Exercise prompt =
Identify all lines in the data containing the string "content". Copy them out.

— START Listed entries —

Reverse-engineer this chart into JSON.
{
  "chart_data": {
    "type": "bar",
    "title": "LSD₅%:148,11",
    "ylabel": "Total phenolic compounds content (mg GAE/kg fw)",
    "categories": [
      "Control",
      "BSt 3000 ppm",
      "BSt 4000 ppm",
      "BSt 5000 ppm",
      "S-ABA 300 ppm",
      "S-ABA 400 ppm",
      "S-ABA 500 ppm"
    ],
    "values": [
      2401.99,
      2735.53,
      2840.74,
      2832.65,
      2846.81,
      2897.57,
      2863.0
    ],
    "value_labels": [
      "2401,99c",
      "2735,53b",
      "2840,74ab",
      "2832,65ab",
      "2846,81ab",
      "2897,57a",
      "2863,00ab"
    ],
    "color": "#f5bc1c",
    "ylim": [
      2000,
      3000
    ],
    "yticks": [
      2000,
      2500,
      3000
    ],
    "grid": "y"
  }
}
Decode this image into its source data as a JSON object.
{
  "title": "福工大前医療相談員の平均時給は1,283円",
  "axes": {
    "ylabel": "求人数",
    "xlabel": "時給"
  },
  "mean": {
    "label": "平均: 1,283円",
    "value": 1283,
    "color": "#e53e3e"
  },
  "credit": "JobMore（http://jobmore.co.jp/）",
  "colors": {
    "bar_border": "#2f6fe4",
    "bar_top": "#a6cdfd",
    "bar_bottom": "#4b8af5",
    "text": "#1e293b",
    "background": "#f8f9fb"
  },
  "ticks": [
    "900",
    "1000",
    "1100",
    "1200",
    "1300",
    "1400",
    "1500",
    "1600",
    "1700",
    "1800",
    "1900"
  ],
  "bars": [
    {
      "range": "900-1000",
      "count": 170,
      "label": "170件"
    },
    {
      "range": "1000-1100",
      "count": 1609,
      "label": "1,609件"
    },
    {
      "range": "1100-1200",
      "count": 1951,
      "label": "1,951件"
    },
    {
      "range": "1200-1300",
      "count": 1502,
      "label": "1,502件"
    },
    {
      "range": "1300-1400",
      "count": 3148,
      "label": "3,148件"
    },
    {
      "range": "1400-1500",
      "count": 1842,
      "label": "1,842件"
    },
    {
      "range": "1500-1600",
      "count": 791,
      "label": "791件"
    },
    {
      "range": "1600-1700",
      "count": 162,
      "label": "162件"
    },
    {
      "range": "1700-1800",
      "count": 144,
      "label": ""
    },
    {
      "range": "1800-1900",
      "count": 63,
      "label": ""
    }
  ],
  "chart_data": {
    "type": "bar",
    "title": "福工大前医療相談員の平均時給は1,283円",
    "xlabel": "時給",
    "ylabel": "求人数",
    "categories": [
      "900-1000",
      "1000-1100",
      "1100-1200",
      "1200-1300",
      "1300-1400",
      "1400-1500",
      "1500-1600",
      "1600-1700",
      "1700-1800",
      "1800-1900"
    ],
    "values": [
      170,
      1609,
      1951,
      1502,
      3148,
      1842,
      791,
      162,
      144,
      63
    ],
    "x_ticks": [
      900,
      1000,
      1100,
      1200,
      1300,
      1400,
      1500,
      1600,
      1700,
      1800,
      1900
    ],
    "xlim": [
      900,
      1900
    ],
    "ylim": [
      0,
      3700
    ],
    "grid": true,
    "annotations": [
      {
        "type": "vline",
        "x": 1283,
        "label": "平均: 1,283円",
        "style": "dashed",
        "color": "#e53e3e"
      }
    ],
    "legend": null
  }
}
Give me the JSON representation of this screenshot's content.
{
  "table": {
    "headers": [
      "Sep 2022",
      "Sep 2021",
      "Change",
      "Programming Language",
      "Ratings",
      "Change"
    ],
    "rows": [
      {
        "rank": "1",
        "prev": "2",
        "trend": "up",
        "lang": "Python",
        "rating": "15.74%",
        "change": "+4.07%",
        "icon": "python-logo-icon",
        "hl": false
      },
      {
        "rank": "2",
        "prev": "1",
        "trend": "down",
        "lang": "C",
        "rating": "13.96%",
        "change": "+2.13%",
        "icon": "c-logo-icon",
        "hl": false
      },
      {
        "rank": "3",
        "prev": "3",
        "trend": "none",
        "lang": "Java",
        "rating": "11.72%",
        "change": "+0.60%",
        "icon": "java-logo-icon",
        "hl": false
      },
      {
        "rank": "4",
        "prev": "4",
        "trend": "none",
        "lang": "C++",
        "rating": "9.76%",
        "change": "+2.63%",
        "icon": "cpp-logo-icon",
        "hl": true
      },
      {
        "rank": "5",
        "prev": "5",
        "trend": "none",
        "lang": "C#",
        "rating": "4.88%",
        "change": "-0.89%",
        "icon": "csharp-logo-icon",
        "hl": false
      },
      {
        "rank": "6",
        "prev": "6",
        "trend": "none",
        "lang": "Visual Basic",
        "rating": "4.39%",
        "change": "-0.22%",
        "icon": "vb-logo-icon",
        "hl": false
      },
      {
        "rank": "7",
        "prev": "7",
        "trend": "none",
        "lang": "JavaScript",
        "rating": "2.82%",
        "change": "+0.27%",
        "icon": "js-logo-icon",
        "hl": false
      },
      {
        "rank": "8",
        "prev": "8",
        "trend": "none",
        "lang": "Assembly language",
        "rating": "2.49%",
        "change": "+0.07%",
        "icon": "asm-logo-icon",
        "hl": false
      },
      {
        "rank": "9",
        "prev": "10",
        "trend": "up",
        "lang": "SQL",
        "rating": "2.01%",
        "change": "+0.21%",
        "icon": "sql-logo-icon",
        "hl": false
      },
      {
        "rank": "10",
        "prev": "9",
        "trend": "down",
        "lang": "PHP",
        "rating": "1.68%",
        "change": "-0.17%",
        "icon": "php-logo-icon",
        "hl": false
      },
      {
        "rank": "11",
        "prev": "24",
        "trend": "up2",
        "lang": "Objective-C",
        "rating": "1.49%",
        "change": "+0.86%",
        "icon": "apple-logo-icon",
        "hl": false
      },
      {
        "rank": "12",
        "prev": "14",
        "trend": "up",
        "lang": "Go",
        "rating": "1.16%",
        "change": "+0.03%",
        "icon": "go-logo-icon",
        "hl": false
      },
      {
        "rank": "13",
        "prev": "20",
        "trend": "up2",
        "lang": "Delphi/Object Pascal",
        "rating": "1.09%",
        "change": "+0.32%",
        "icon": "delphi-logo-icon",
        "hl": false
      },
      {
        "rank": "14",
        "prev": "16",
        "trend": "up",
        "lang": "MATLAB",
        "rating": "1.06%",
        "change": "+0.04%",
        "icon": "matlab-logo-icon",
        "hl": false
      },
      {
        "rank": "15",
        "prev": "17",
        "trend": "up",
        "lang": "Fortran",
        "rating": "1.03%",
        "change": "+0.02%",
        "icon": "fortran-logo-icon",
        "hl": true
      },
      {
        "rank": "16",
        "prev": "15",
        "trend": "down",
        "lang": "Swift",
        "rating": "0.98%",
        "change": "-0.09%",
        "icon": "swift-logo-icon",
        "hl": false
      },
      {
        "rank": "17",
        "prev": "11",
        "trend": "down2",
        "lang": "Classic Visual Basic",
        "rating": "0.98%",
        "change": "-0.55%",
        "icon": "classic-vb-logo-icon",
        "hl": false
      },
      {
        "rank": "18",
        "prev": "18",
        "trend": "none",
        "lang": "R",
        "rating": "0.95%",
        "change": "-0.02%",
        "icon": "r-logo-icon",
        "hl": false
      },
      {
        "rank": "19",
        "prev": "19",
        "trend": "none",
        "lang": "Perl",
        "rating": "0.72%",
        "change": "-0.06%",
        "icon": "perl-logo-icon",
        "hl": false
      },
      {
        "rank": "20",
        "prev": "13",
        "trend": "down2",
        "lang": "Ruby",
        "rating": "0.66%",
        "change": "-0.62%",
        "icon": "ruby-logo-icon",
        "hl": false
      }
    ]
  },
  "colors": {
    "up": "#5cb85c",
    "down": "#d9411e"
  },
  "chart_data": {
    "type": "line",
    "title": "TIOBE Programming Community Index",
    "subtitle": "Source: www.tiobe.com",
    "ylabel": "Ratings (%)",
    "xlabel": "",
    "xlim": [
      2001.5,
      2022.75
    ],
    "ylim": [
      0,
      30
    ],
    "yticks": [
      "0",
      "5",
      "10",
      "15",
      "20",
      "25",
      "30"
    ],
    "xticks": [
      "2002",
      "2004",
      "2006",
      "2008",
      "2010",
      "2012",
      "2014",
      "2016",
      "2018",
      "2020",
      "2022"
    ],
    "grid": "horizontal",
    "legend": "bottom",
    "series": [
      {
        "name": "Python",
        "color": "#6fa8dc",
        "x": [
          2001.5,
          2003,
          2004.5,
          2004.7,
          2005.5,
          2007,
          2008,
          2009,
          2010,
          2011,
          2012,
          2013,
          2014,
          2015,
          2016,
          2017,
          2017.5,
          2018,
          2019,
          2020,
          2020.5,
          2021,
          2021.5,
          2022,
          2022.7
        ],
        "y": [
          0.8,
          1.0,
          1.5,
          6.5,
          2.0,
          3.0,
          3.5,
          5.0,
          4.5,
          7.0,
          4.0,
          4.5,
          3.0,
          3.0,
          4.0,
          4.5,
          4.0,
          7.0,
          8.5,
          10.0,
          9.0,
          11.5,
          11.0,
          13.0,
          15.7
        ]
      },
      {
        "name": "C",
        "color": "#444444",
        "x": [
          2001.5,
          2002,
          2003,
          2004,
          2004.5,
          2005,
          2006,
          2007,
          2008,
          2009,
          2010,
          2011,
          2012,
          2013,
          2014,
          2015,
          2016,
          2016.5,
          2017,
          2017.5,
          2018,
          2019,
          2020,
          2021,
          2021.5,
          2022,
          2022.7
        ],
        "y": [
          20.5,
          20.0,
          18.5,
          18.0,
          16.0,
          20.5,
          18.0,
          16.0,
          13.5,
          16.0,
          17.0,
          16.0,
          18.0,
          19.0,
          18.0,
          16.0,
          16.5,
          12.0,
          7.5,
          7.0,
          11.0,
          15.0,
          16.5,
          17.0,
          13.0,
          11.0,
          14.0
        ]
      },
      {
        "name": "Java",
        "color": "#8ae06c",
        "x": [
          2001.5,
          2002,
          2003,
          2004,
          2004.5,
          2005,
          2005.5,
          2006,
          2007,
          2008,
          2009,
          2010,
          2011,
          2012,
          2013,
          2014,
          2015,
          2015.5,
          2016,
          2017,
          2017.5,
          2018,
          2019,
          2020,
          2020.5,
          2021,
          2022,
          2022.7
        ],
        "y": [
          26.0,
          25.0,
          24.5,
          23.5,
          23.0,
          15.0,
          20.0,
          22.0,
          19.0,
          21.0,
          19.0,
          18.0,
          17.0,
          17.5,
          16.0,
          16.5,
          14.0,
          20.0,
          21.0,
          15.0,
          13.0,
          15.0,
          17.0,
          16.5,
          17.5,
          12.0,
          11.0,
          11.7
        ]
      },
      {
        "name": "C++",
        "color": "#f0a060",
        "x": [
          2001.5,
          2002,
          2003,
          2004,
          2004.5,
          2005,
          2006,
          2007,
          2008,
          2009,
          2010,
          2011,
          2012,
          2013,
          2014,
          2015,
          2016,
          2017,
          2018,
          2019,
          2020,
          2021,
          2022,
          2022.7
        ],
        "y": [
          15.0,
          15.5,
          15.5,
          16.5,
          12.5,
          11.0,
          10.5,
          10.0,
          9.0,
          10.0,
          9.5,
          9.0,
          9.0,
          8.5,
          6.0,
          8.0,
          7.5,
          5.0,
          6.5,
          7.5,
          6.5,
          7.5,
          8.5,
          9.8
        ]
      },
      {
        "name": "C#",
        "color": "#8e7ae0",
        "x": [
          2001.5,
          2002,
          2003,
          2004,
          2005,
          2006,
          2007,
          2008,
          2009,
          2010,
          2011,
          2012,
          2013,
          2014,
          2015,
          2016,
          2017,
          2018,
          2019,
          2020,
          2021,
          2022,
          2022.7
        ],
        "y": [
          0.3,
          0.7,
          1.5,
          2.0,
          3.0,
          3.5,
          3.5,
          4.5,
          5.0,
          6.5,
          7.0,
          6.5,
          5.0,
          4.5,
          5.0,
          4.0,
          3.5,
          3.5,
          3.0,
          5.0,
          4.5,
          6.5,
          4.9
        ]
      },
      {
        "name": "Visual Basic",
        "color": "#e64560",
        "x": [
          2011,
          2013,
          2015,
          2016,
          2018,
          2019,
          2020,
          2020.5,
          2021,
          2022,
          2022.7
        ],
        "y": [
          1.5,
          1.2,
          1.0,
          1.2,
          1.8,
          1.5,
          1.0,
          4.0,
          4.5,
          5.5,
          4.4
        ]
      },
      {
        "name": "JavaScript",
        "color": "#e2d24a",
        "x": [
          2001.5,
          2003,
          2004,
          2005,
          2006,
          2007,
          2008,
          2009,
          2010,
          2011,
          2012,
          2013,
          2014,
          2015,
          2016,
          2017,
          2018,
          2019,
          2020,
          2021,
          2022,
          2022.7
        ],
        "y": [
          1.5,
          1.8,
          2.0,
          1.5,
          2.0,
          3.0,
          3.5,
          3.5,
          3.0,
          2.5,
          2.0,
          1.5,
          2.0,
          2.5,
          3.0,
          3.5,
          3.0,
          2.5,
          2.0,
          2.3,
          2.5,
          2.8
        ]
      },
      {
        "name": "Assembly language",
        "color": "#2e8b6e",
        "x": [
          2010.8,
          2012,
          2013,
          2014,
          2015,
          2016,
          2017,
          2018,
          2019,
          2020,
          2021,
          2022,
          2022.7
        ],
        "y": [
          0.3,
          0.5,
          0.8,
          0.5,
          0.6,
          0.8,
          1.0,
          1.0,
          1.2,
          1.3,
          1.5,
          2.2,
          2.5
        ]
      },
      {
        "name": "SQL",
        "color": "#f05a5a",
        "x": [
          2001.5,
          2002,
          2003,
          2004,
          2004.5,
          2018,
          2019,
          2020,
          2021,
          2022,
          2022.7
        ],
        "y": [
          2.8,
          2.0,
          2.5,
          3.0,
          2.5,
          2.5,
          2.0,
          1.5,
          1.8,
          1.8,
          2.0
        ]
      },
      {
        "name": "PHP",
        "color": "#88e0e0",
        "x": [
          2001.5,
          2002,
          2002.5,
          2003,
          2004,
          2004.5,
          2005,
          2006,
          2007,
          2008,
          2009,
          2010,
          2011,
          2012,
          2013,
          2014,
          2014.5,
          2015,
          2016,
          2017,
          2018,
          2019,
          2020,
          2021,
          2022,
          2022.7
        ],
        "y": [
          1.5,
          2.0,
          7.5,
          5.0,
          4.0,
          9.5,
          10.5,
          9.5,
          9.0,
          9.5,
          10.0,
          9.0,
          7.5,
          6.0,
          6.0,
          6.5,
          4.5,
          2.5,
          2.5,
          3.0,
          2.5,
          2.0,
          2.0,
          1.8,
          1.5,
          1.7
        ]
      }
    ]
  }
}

— END Listed entries —

Expected output =
    "ylabel": "Total phenolic compounds content (mg GAE/kg fw)",
Give me the JSON representation of this screenshot's content.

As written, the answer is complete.